Raw data>

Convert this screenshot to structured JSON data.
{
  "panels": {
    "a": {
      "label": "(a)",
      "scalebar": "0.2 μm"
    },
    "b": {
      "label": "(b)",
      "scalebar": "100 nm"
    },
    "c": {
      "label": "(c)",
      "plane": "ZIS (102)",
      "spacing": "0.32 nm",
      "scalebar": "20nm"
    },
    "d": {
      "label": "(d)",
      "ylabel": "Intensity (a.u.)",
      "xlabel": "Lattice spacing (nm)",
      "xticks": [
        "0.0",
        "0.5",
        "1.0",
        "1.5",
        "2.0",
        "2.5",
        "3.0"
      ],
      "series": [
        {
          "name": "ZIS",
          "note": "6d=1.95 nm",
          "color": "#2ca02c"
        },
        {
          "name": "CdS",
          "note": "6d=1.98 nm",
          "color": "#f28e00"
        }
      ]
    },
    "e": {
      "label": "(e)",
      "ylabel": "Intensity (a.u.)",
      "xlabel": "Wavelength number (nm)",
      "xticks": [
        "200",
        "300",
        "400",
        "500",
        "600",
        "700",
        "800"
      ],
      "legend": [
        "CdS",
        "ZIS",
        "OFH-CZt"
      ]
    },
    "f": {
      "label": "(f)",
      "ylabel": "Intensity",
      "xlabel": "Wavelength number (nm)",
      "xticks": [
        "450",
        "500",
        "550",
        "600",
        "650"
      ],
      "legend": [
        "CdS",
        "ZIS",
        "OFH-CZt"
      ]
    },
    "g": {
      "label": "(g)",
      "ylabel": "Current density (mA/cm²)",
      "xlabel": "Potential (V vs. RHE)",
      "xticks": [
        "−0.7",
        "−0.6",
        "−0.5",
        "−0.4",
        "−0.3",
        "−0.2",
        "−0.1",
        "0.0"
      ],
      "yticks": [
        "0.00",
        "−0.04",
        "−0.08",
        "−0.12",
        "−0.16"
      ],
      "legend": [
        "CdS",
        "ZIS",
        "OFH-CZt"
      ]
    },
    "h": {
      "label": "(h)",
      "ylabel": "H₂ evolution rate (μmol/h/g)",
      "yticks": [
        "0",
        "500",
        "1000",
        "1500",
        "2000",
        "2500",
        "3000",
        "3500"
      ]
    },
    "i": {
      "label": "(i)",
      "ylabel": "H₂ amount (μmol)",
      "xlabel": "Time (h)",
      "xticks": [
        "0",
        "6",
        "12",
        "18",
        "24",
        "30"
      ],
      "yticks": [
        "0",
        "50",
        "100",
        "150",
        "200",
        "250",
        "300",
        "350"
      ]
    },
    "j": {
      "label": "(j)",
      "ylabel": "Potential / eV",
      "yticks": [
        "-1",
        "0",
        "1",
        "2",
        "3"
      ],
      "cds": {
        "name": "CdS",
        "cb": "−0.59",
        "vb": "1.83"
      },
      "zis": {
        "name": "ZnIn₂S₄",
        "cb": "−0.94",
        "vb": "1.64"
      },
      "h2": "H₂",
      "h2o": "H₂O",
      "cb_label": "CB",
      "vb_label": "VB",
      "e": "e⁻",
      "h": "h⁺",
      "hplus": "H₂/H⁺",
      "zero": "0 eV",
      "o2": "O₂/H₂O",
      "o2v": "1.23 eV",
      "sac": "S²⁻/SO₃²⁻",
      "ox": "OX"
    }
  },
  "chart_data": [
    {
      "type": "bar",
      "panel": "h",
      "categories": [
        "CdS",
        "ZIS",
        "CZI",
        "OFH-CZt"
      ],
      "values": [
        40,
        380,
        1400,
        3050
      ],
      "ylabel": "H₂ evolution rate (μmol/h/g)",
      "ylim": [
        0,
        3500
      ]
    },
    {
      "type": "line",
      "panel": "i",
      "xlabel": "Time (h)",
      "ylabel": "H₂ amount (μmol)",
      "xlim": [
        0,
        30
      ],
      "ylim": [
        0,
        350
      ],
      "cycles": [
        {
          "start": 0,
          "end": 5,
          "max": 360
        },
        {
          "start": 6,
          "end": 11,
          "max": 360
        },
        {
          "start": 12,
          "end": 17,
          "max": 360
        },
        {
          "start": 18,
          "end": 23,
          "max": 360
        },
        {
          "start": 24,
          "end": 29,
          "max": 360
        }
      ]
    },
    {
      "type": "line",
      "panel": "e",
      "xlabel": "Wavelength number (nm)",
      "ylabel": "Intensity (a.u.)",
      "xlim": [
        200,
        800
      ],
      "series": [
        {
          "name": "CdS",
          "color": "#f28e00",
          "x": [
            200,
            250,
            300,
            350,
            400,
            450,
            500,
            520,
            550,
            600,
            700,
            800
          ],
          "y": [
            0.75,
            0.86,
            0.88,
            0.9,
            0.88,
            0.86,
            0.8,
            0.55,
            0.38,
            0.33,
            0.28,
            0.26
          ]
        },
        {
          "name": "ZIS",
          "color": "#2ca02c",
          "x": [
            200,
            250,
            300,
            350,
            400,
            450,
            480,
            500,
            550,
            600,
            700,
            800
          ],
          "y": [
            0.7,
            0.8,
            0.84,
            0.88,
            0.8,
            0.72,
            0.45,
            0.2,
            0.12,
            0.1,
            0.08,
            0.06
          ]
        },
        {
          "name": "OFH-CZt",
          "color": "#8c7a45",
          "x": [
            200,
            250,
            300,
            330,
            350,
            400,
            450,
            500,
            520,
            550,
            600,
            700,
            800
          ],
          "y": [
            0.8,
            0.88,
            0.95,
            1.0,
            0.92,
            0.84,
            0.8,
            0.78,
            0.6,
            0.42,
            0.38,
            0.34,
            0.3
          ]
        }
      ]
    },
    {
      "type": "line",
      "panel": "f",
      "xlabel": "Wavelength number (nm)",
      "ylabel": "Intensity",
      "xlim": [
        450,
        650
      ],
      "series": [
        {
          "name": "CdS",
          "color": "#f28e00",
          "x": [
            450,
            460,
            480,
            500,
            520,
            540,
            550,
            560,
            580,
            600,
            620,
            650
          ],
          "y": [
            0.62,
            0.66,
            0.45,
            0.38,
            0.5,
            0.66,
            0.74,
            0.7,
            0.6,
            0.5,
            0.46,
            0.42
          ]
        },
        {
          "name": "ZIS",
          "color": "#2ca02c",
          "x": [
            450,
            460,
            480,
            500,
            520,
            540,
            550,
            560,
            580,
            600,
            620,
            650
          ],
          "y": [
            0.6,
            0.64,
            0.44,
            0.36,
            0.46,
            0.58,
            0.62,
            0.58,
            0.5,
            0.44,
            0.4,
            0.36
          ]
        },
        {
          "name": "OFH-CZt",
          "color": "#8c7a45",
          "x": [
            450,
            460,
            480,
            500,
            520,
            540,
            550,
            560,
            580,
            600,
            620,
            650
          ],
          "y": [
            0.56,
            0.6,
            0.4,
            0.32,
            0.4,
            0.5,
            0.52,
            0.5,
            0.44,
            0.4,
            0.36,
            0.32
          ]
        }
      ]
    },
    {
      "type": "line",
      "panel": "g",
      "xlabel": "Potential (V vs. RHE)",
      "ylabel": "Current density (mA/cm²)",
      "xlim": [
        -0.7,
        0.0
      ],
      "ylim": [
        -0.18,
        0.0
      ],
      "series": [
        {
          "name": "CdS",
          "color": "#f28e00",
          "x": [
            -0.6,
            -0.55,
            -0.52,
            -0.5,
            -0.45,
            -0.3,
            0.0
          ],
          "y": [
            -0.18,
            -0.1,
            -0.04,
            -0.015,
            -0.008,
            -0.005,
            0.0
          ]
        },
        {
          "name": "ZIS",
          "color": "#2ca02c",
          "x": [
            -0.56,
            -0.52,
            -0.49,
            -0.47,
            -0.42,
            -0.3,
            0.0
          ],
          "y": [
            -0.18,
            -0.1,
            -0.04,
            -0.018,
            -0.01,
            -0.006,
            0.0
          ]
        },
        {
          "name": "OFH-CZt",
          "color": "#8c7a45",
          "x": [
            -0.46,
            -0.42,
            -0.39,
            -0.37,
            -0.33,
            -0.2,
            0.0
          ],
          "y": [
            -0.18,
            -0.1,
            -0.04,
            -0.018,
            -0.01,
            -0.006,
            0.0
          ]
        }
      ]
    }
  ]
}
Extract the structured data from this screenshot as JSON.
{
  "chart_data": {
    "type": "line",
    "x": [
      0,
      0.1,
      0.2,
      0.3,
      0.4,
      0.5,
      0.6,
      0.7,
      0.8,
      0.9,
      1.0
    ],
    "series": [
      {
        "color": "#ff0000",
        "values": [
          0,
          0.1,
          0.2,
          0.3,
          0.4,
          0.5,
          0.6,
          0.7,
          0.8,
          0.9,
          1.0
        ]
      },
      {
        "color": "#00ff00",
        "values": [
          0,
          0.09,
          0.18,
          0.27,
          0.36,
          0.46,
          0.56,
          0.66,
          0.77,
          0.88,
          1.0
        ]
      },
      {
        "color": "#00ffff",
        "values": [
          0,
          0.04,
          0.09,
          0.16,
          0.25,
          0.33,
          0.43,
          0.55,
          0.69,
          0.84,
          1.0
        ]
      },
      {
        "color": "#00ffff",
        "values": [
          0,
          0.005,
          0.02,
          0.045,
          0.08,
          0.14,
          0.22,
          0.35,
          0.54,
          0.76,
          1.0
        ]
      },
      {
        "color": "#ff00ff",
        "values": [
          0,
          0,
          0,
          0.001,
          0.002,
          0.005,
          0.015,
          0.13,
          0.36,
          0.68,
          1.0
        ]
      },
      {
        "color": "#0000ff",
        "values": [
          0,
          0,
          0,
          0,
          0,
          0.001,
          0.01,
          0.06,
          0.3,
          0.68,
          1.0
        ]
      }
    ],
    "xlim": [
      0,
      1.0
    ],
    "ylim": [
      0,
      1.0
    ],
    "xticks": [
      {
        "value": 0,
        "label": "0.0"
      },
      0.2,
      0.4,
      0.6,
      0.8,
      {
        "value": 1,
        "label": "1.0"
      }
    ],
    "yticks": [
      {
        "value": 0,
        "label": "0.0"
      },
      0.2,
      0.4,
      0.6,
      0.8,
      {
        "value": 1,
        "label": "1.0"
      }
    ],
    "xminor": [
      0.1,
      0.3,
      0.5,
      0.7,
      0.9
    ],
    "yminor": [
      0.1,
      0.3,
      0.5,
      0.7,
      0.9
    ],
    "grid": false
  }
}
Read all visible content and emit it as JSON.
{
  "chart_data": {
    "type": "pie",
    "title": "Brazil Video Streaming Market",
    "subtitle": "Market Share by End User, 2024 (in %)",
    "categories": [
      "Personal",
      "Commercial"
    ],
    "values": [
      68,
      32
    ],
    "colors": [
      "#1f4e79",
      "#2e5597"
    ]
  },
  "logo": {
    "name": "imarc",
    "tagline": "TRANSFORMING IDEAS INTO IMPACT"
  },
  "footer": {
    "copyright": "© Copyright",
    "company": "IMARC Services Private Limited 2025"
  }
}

What you will do> Quote the line that contains "Read all visible content and emit it as JSON." and each line after it through the end of the data, exactly, leaving out everything else.

Problem solution>
Read all visible content and emit it as JSON.
{
  "chart_data": {
    "type": "pie",
    "title": "Brazil Video Streaming Market",
    "subtitle": "Market Share by End User, 2024 (in %)",
    "categories": [
      "Personal",
      "Commercial"
    ],
    "values": [
      68,
      32
    ],
    "colors": [
      "#1f4e79",
      "#2e5597"
    ]
  },
  "logo": {
    "name": "imarc",
    "tagline": "TRANSFORMING IDEAS INTO IMPACT"
  },
  "footer": {
    "copyright": "© Copyright",
    "company": "IMARC Services Private Limited 2025"
  }
}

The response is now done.